_WHAT IS REQUIRED_. Report only the number of lines in the records that contain the word "resources".

BEGIN INFORMATION GIVEN

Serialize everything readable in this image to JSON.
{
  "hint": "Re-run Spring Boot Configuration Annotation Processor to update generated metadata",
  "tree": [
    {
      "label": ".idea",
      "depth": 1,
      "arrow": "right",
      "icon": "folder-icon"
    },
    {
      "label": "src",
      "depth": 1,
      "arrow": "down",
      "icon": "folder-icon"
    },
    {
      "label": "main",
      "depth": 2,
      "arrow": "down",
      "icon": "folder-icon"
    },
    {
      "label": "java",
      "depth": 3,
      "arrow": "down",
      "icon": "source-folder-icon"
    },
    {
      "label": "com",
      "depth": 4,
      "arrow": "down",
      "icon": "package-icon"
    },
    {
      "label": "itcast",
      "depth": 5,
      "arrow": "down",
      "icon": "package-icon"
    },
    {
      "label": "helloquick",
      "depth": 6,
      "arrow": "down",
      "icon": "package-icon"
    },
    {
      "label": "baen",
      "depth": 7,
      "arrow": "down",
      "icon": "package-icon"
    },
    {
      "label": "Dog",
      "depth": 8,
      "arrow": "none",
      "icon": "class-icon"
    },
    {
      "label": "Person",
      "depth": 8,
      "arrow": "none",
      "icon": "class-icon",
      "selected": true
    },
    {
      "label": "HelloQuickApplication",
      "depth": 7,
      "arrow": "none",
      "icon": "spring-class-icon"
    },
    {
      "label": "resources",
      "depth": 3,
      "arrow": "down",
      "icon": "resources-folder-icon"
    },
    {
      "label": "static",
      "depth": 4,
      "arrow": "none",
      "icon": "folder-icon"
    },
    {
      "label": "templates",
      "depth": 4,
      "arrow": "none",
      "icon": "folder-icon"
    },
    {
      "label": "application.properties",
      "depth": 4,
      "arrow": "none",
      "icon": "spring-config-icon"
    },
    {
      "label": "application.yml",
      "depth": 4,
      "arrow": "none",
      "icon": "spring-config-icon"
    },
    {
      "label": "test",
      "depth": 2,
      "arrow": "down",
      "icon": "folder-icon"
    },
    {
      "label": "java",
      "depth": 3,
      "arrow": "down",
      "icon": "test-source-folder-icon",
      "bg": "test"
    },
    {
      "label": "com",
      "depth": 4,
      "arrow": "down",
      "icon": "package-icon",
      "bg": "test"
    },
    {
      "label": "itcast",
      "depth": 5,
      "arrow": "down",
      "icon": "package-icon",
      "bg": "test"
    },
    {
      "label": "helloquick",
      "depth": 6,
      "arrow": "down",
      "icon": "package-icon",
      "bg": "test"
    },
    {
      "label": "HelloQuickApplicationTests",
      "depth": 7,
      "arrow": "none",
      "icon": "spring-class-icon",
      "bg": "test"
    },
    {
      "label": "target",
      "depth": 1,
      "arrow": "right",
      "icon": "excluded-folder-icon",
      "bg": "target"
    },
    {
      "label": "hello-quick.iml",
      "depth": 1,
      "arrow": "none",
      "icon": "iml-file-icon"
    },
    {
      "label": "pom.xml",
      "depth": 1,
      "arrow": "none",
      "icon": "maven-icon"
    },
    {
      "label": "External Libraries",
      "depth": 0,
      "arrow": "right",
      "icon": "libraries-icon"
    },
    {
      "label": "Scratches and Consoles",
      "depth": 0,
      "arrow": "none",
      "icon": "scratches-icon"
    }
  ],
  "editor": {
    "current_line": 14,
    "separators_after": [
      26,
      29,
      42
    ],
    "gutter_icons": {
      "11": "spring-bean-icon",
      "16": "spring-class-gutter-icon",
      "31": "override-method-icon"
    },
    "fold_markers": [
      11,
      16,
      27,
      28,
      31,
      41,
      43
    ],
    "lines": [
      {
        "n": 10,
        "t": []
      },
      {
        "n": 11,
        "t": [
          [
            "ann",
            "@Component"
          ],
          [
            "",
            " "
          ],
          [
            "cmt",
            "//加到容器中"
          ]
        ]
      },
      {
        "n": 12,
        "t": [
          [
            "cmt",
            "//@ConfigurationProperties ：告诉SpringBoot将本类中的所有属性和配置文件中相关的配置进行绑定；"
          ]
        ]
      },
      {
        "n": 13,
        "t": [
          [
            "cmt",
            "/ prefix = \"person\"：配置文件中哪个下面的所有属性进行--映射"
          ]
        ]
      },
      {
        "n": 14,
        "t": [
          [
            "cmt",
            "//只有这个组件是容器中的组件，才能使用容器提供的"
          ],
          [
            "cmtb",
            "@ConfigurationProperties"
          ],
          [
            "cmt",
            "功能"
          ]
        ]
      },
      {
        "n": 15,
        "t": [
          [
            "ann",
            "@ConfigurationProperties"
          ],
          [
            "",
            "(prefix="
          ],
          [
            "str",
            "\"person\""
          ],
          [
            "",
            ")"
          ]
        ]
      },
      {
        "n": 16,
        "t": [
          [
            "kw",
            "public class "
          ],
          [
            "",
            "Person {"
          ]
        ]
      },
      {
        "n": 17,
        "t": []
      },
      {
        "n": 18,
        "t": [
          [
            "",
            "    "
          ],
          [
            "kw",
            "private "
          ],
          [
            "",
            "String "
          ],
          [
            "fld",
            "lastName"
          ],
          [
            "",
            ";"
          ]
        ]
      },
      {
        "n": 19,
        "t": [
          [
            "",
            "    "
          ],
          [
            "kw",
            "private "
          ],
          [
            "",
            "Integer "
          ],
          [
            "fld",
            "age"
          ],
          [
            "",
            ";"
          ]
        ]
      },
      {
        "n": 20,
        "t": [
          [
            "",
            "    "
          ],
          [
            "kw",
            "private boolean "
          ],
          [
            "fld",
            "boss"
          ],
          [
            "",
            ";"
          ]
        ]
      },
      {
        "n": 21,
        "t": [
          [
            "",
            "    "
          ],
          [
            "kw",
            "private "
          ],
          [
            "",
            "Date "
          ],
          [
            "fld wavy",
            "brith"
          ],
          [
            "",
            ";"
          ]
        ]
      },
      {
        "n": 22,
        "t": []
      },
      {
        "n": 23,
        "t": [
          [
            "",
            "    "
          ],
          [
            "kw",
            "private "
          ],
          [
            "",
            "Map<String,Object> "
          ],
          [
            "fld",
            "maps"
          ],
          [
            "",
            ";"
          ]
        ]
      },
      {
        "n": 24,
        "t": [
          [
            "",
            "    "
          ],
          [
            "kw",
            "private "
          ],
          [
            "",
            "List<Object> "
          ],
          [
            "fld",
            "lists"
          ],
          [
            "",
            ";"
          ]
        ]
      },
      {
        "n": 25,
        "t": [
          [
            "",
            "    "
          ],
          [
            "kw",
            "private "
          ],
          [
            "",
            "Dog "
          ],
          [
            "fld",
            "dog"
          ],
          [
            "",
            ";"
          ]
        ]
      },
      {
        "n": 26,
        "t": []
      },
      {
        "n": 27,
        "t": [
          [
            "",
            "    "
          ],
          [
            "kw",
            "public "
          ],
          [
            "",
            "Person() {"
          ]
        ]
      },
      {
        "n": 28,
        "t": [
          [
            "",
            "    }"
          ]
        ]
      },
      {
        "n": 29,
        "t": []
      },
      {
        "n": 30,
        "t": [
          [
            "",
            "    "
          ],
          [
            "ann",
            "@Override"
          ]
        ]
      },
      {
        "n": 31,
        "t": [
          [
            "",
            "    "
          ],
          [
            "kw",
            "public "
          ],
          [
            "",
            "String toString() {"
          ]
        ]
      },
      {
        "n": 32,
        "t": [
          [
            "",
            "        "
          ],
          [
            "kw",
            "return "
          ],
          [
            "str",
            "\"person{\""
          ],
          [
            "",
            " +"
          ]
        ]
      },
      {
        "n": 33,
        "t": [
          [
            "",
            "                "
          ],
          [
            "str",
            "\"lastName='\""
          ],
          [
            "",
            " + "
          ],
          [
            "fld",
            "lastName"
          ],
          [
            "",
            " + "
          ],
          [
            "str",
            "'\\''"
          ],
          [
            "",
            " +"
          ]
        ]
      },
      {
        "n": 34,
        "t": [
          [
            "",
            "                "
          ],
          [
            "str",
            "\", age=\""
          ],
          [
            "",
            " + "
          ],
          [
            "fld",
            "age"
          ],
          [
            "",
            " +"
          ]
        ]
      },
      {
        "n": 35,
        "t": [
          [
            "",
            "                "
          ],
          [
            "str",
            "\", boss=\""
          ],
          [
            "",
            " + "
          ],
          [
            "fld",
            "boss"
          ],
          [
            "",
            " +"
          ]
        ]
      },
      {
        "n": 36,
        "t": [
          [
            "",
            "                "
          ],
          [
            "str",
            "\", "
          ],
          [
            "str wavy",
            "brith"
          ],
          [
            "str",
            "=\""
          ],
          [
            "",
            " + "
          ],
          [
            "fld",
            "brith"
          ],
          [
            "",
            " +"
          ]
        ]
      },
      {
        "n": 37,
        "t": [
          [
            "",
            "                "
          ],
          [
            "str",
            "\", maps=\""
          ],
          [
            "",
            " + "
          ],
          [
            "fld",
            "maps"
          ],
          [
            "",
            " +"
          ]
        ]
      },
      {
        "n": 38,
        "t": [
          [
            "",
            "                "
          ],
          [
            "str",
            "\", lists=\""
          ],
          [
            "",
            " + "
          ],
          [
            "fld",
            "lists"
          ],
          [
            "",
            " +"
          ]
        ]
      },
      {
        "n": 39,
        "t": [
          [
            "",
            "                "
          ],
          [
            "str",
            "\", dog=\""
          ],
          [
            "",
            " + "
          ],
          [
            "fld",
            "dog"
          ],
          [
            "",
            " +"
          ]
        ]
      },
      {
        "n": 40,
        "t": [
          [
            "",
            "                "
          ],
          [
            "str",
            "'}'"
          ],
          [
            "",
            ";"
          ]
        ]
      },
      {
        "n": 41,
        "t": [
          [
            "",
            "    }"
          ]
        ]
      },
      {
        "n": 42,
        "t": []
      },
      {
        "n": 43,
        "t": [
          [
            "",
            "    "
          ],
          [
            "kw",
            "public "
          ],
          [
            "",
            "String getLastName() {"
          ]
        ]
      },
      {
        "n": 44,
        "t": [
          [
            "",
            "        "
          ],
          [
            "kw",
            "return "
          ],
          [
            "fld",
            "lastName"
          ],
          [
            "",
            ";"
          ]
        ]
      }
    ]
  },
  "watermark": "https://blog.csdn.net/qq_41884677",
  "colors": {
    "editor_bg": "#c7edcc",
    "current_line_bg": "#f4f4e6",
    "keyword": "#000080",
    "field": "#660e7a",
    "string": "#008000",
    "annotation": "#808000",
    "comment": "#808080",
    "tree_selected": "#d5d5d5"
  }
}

END INFORMATION GIVEN

_RESULT OF THIS EXERCISE_. 2